Problem to solve
Repeat every entry in the listing below, exactly.

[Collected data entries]
-- START --

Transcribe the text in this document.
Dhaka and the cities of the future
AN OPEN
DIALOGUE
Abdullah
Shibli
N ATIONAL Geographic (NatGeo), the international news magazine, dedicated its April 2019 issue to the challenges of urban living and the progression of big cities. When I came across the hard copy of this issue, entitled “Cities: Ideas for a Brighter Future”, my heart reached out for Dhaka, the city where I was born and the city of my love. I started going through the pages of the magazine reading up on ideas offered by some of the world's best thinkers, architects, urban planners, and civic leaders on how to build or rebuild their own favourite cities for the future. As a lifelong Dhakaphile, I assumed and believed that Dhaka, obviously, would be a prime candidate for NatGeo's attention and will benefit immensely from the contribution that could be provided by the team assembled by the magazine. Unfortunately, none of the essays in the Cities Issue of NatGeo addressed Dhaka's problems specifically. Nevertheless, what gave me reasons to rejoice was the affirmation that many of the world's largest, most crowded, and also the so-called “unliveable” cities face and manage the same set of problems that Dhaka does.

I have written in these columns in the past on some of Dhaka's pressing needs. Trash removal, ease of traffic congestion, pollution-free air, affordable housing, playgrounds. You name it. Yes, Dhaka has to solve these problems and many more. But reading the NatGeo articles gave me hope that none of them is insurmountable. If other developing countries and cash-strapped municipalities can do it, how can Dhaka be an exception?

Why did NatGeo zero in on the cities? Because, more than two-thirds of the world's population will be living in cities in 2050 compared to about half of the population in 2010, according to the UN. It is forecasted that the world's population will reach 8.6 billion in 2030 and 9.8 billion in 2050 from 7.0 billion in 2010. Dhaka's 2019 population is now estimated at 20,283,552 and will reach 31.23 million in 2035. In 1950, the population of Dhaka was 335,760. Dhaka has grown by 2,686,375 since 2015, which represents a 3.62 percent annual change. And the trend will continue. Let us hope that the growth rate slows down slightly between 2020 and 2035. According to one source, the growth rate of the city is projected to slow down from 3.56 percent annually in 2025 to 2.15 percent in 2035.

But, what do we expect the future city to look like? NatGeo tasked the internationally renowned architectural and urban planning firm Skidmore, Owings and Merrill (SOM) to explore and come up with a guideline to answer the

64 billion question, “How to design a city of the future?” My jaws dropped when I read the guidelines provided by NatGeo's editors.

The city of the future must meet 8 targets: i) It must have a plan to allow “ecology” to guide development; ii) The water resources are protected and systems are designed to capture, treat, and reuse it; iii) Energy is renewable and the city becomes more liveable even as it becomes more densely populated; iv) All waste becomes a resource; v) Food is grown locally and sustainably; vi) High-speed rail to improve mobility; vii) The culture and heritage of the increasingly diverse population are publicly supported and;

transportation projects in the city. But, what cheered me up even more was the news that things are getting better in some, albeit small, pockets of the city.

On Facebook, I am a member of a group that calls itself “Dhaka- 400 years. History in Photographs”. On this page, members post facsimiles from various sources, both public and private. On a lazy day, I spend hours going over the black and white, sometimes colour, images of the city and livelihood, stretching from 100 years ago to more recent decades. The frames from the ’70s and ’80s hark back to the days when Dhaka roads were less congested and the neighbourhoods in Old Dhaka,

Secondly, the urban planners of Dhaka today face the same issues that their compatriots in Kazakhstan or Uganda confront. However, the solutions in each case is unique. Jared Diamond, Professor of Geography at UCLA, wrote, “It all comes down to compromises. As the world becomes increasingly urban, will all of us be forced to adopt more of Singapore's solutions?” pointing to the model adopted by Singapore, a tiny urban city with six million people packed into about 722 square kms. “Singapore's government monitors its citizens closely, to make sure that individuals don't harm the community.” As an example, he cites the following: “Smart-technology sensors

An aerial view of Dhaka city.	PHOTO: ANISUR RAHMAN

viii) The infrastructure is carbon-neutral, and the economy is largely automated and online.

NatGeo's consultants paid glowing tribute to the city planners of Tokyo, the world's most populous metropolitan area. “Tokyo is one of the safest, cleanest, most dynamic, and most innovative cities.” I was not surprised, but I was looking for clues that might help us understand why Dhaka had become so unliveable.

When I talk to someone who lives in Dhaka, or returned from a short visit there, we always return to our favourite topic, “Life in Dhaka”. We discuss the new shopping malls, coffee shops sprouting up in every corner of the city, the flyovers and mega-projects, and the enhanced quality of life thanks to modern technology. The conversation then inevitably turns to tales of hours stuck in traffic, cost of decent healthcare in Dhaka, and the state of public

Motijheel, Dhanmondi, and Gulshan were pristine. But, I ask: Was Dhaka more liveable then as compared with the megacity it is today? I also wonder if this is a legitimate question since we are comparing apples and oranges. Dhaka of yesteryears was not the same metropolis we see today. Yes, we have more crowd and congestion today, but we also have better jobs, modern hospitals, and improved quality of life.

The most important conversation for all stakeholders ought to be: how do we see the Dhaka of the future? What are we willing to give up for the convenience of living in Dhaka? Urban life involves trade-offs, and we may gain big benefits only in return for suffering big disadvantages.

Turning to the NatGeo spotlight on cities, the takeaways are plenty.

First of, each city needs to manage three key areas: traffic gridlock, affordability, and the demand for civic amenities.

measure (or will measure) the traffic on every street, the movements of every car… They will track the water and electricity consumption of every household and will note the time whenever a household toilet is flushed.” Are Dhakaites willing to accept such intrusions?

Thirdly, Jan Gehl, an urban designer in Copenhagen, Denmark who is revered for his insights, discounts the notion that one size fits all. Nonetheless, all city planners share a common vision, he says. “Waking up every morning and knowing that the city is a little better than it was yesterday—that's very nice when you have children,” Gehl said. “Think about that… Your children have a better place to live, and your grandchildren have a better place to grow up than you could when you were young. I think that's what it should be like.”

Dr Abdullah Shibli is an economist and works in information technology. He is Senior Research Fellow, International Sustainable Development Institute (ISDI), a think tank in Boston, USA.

-- END --

Exercise answer
Transcribe the text in this document.
Dhaka and the cities of the future
AN OPEN
DIALOGUE
Abdullah
Shibli
N ATIONAL Geographic (NatGeo), the international news magazine, dedicated its April 2019 issue to the challenges of urban living and the progression of big cities. When I came across the hard copy of this issue, entitled “Cities: Ideas for a Brighter Future”, my heart reached out for Dhaka, the city where I was born and the city of my love. I started going through the pages of the magazine reading up on ideas offered by some of the world's best thinkers, architects, urban planners, and civic leaders on how to build or rebuild their own favourite cities for the future. As a lifelong Dhakaphile, I assumed and believed that Dhaka, obviously, would be a prime candidate for NatGeo's attention and will benefit immensely from the contribution that could be provided by the team assembled by the magazine. Unfortunately, none of the essays in the Cities Issue of NatGeo addressed Dhaka's problems specifically. Nevertheless, what gave me reasons to rejoice was the affirmation that many of the world's largest, most crowded, and also the so-called “unliveable” cities face and manage the same set of problems that Dhaka does.

I have written in these columns in the past on some of Dhaka's pressing needs. Trash removal, ease of traffic congestion, pollution-free air, affordable housing, playgrounds. You name it. Yes, Dhaka has to solve these problems and many more. But reading the NatGeo articles gave me hope that none of them is insurmountable. If other developing countries and cash-strapped municipalities can do it, how can Dhaka be an exception?

Why did NatGeo zero in on the cities? Because, more than two-thirds of the world's population will be living in cities in 2050 compared to about half of the population in 2010, according to the UN. It is forecasted that the world's population will reach 8.6 billion in 2030 and 9.8 billion in 2050 from 7.0 billion in 2010. Dhaka's 2019 population is now estimated at 20,283,552 and will reach 31.23 million in 2035. In 1950, the population of Dhaka was 335,760. Dhaka has grown by 2,686,375 since 2015, which represents a 3.62 percent annual change. And the trend will continue. Let us hope that the growth rate slows down slightly between 2020 and 2035. According to one source, the growth rate of the city is projected to slow down from 3.56 percent annually in 2025 to 2.15 percent in 2035.

But, what do we expect the future city to look like? NatGeo tasked the internationally renowned architectural and urban planning firm Skidmore, Owings and Merrill (SOM) to explore and come up with a guideline to answer the

64 billion question, “How to design a city of the future?” My jaws dropped when I read the guidelines provided by NatGeo's editors.

The city of the future must meet 8 targets: i) It must have a plan to allow “ecology” to guide development; ii) The water resources are protected and systems are designed to capture, treat, and reuse it; iii) Energy is renewable and the city becomes more liveable even as it becomes more densely populated; iv) All waste becomes a resource; v) Food is grown locally and sustainably; vi) High-speed rail to improve mobility; vii) The culture and heritage of the increasingly diverse population are publicly supported and;

transportation projects in the city. But, what cheered me up even more was the news that things are getting better in some, albeit small, pockets of the city.

On Facebook, I am a member of a group that calls itself “Dhaka- 400 years. History in Photographs”. On this page, members post facsimiles from various sources, both public and private. On a lazy day, I spend hours going over the black and white, sometimes colour, images of the city and livelihood, stretching from 100 years ago to more recent decades. The frames from the ’70s and ’80s hark back to the days when Dhaka roads were less congested and the neighbourhoods in Old Dhaka,

Secondly, the urban planners of Dhaka today face the same issues that their compatriots in Kazakhstan or Uganda confront. However, the solutions in each case is unique. Jared Diamond, Professor of Geography at UCLA, wrote, “It all comes down to compromises. As the world becomes increasingly urban, will all of us be forced to adopt more of Singapore's solutions?” pointing to the model adopted by Singapore, a tiny urban city with six million people packed into about 722 square kms. “Singapore's government monitors its citizens closely, to make sure that individuals don't harm the community.” As an example, he cites the following: “Smart-technology sensors

An aerial view of Dhaka city.	PHOTO: ANISUR RAHMAN

viii) The infrastructure is carbon-neutral, and the economy is largely automated and online.

NatGeo's consultants paid glowing tribute to the city planners of Tokyo, the world's most populous metropolitan area. “Tokyo is one of the safest, cleanest, most dynamic, and most innovative cities.” I was not surprised, but I was looking for clues that might help us understand why Dhaka had become so unliveable.

When I talk to someone who lives in Dhaka, or returned from a short visit there, we always return to our favourite topic, “Life in Dhaka”. We discuss the new shopping malls, coffee shops sprouting up in every corner of the city, the flyovers and mega-projects, and the enhanced quality of life thanks to modern technology. The conversation then inevitably turns to tales of hours stuck in traffic, cost of decent healthcare in Dhaka, and the state of public

Motijheel, Dhanmondi, and Gulshan were pristine. But, I ask: Was Dhaka more liveable then as compared with the megacity it is today? I also wonder if this is a legitimate question since we are comparing apples and oranges. Dhaka of yesteryears was not the same metropolis we see today. Yes, we have more crowd and congestion today, but we also have better jobs, modern hospitals, and improved quality of life.

The most important conversation for all stakeholders ought to be: how do we see the Dhaka of the future? What are we willing to give up for the convenience of living in Dhaka? Urban life involves trade-offs, and we may gain big benefits only in return for suffering big disadvantages.

Turning to the NatGeo spotlight on cities, the takeaways are plenty.

First of, each city needs to manage three key areas: traffic gridlock, affordability, and the demand for civic amenities.

measure (or will measure) the traffic on every street, the movements of every car… They will track the water and electricity consumption of every household and will note the time whenever a household toilet is flushed.” Are Dhakaites willing to accept such intrusions?

Thirdly, Jan Gehl, an urban designer in Copenhagen, Denmark who is revered for his insights, discounts the notion that one size fits all. Nonetheless, all city planners share a common vision, he says. “Waking up every morning and knowing that the city is a little better than it was yesterday—that's very nice when you have children,” Gehl said. “Think about that… Your children have a better place to live, and your grandchildren have a better place to grow up than you could when you were young. I think that's what it should be like.”

Dr Abdullah Shibli is an economist and works in information technology. He is Senior Research Fellow, International Sustainable Development Institute (ISDI), a think tank in Boston, USA.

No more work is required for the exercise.